» Exercise objective:
Copy each line below that contains "content".

» Data section:
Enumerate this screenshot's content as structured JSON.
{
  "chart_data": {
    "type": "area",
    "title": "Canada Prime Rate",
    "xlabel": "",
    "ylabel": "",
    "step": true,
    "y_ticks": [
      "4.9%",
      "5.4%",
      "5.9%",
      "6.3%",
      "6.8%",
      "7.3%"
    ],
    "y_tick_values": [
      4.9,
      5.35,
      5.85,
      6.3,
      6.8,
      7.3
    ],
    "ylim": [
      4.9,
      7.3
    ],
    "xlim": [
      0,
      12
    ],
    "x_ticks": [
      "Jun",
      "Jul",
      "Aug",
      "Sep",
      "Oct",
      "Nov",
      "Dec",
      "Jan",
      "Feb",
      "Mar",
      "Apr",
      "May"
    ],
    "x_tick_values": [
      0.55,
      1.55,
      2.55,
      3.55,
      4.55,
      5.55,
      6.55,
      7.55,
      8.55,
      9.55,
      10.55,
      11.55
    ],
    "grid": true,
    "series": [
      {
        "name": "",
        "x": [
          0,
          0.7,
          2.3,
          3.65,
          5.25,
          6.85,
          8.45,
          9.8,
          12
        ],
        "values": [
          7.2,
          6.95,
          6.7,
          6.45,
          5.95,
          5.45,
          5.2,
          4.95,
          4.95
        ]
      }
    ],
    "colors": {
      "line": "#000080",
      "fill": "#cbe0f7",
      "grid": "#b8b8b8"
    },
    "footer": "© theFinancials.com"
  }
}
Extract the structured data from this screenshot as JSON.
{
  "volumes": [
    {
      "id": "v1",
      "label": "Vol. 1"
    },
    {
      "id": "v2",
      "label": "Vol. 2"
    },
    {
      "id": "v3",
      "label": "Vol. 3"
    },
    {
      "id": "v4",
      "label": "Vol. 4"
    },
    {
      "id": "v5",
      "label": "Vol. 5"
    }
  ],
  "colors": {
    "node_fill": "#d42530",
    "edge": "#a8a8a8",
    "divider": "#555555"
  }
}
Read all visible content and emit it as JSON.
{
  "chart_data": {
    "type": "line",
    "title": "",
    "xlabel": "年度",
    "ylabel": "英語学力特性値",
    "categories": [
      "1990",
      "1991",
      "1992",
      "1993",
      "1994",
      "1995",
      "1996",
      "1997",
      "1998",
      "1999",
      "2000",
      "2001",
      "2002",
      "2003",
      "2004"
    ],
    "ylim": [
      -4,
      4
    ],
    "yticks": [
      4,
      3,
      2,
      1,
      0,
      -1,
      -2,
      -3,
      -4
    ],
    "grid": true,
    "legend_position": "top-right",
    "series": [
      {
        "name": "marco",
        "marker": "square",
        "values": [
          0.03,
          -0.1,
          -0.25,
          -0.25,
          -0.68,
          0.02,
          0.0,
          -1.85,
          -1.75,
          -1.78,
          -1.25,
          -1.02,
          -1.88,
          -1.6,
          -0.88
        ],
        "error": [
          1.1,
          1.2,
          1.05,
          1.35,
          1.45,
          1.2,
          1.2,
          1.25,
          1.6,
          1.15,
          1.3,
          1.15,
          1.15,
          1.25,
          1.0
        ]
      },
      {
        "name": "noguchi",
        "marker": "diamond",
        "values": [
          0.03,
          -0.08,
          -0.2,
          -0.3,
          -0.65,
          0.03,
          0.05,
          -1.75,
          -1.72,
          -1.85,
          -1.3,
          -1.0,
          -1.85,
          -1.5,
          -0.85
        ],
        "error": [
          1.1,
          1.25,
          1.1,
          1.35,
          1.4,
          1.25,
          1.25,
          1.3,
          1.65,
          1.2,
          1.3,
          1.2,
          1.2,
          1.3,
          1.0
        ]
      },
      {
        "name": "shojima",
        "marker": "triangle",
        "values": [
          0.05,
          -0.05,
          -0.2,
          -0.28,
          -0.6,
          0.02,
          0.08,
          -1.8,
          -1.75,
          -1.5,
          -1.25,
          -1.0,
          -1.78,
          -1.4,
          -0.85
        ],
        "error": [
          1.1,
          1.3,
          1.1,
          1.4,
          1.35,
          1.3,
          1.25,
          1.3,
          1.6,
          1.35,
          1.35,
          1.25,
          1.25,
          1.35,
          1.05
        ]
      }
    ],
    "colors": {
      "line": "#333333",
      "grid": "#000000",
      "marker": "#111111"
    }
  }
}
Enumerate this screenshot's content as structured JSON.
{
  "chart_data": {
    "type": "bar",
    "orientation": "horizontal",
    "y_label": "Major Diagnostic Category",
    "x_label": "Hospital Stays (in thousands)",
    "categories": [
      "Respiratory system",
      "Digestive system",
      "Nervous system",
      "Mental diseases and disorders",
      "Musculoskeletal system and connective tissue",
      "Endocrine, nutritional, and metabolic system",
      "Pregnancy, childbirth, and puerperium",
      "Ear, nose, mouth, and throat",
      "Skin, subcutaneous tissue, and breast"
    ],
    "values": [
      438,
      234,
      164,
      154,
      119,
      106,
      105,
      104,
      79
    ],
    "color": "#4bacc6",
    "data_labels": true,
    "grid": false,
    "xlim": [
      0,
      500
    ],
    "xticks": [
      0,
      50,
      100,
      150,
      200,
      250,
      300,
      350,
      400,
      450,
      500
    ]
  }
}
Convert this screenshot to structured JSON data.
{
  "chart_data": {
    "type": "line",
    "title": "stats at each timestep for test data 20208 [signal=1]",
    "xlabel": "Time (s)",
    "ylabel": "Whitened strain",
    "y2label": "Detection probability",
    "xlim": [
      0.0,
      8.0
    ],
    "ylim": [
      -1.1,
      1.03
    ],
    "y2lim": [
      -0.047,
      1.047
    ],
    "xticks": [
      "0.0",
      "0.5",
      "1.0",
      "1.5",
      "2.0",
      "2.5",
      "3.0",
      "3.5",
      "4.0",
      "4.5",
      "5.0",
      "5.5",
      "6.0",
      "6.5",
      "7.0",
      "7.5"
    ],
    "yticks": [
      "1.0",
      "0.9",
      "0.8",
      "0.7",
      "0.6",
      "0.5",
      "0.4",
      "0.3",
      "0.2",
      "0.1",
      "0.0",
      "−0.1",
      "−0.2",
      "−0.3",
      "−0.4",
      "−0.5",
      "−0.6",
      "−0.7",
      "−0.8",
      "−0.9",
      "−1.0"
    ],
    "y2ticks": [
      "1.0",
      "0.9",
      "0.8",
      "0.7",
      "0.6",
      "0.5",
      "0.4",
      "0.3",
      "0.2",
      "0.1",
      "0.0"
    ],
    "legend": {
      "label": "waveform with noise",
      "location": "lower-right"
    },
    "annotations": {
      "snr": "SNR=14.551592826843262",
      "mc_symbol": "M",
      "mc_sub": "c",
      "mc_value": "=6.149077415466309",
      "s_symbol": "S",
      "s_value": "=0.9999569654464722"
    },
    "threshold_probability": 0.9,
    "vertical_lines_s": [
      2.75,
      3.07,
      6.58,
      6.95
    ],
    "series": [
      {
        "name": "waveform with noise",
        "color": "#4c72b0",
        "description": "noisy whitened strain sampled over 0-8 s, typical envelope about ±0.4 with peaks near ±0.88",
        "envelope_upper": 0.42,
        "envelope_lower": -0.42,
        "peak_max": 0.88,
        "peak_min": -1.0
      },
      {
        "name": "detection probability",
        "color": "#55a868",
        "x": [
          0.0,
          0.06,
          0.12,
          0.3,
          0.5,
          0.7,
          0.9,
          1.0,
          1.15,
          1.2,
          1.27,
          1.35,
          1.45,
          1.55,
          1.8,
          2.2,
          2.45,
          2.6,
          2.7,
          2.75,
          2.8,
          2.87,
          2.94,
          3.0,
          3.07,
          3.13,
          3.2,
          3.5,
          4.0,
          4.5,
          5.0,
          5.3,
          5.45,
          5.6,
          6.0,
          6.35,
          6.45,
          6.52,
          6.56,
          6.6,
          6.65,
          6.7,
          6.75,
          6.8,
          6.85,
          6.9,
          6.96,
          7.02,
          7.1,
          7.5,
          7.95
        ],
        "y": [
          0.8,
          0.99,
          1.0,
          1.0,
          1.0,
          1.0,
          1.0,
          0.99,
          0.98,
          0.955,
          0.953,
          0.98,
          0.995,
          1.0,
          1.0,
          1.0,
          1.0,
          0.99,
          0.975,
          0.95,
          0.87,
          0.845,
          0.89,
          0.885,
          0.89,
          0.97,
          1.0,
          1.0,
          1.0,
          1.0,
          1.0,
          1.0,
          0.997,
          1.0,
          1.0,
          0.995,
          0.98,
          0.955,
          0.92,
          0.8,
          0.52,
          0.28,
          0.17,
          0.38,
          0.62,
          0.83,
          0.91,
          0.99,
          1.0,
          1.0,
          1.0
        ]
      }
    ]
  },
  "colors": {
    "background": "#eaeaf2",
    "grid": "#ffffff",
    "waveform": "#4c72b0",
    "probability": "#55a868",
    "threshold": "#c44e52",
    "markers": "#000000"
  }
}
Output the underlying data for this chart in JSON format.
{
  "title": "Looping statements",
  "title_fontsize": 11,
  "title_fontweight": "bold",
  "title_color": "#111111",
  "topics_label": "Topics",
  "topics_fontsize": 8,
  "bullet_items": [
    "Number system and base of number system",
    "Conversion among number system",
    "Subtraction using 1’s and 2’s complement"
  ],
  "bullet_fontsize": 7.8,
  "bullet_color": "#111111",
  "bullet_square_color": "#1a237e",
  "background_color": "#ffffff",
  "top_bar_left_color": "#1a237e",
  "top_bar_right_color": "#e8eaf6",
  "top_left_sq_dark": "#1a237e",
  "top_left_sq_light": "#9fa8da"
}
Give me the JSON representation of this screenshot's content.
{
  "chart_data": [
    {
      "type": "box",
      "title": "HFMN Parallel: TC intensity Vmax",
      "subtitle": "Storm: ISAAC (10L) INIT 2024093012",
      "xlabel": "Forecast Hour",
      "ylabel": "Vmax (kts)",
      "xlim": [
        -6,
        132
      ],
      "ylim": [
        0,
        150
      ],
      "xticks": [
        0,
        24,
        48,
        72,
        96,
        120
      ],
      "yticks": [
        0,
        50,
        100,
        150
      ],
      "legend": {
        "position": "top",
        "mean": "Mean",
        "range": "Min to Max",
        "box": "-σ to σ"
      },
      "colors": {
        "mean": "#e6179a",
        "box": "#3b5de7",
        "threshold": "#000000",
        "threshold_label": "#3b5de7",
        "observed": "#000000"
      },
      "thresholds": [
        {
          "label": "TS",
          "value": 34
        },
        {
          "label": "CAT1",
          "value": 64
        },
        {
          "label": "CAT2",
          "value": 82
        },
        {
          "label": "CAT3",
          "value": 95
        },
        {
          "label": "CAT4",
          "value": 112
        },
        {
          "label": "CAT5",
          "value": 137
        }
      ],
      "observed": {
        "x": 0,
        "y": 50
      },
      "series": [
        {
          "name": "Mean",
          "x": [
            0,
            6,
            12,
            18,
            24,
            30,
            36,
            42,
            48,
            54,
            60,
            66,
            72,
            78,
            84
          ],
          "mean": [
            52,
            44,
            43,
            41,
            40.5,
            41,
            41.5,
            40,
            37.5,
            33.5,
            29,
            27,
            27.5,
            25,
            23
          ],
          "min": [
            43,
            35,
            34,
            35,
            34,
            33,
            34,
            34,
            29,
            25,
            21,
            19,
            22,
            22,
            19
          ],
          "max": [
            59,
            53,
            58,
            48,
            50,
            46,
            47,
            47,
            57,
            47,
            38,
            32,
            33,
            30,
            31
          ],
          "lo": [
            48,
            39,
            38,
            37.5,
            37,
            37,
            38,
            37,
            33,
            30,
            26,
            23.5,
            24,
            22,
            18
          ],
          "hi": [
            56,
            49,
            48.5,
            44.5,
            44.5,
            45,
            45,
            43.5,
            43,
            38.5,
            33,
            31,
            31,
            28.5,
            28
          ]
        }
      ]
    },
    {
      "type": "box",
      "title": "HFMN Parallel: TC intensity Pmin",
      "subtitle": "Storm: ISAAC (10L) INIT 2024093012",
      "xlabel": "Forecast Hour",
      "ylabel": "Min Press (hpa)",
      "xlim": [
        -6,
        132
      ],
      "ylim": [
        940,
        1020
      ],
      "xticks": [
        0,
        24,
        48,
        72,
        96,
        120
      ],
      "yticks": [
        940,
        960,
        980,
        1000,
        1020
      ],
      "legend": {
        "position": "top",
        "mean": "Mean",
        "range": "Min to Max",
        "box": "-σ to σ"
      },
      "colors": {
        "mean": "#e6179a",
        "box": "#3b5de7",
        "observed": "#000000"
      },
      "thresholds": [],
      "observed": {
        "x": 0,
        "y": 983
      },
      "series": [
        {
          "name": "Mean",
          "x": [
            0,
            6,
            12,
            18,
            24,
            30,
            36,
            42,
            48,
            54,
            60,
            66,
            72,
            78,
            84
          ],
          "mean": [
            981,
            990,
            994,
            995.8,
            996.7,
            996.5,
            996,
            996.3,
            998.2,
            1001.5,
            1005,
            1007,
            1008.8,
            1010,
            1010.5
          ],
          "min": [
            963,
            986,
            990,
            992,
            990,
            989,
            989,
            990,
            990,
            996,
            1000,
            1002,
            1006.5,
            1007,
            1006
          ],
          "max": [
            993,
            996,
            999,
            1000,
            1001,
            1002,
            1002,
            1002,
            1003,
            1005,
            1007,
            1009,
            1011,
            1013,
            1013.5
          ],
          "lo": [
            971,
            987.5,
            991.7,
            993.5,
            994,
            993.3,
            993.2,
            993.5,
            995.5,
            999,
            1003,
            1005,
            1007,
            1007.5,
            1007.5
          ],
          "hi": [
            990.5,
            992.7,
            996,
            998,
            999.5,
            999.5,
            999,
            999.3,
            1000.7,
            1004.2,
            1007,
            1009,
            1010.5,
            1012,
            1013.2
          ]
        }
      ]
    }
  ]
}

» Written answer:
Enumerate this screenshot's content as structured JSON.
Read all visible content and emit it as JSON.
Enumerate this screenshot's content as structured JSON.
Give me the JSON representation of this screenshot's content.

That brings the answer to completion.